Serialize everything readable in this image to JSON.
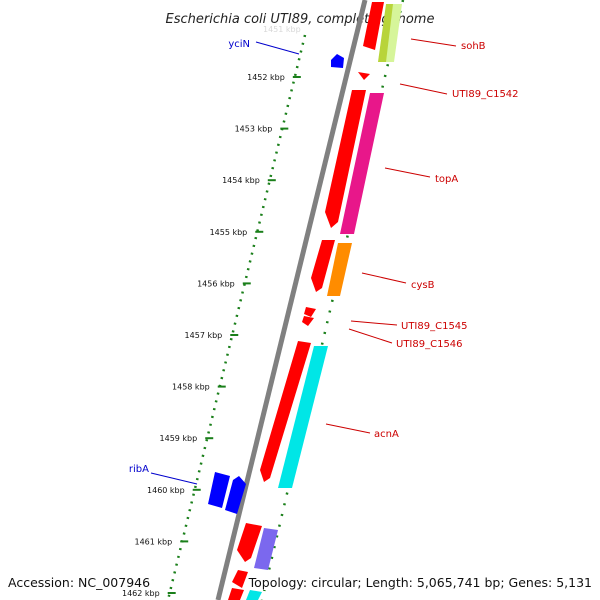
{
  "title": "Escherichia coli UTI89, complete genome",
  "accession": "Accession: NC_007946",
  "topology": "Topology: circular; Length: 5,065,741 bp; Genes: 5,131",
  "colors": {
    "backbone": "#808080",
    "ruler": "#1a7f1a",
    "forward_gene": "#ff0000",
    "label_red": "#cc0000",
    "label_blue": "#0000cc",
    "blue_gene": "#0000ff"
  },
  "ticks": [
    {
      "label": "1452 kbp"
    },
    {
      "label": "1453 kbp"
    },
    {
      "label": "1454 kbp"
    },
    {
      "label": "1455 kbp"
    },
    {
      "label": "1456 kbp"
    },
    {
      "label": "1457 kbp"
    },
    {
      "label": "1458 kbp"
    },
    {
      "label": "1459 kbp"
    },
    {
      "label": "1460 kbp"
    },
    {
      "label": "1461 kbp"
    },
    {
      "label": "1462 kbp"
    }
  ],
  "labels": {
    "yciN": "yciN",
    "sohB": "sohB",
    "UTI89_C1542": "UTI89_C1542",
    "topA": "topA",
    "cysB": "cysB",
    "UTI89_C1545": "UTI89_C1545",
    "UTI89_C1546": "UTI89_C1546",
    "acnA": "acnA",
    "ribA": "ribA"
  }
}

# WORK REQUIRED
Retype the data above exactly. Leave the pictures out.

# TASK ANSWER
Serialize everything readable in this image to JSON.
{
  "title": "Escherichia coli UTI89, complete genome",
  "accession": "Accession: NC_007946",
  "topology": "Topology: circular; Length: 5,065,741 bp; Genes: 5,131",
  "colors": {
    "backbone": "#808080",
    "ruler": "#1a7f1a",
    "forward_gene": "#ff0000",
    "label_red": "#cc0000",
    "label_blue": "#0000cc",
    "blue_gene": "#0000ff"
  },
  "ticks": [
    {
      "label": "1452 kbp"
    },
    {
      "label": "1453 kbp"
    },
    {
      "label": "1454 kbp"
    },
    {
      "label": "1455 kbp"
    },
    {
      "label": "1456 kbp"
    },
    {
      "label": "1457 kbp"
    },
    {
      "label": "1458 kbp"
    },
    {
      "label": "1459 kbp"
    },
    {
      "label": "1460 kbp"
    },
    {
      "label": "1461 kbp"
    },
    {
      "label": "1462 kbp"
    }
  ],
  "labels": {
    "yciN": "yciN",
    "sohB": "sohB",
    "UTI89_C1542": "UTI89_C1542",
    "topA": "topA",
    "cysB": "cysB",
    "UTI89_C1545": "UTI89_C1545",
    "UTI89_C1546": "UTI89_C1546",
    "acnA": "acnA",
    "ribA": "ribA"
  }
}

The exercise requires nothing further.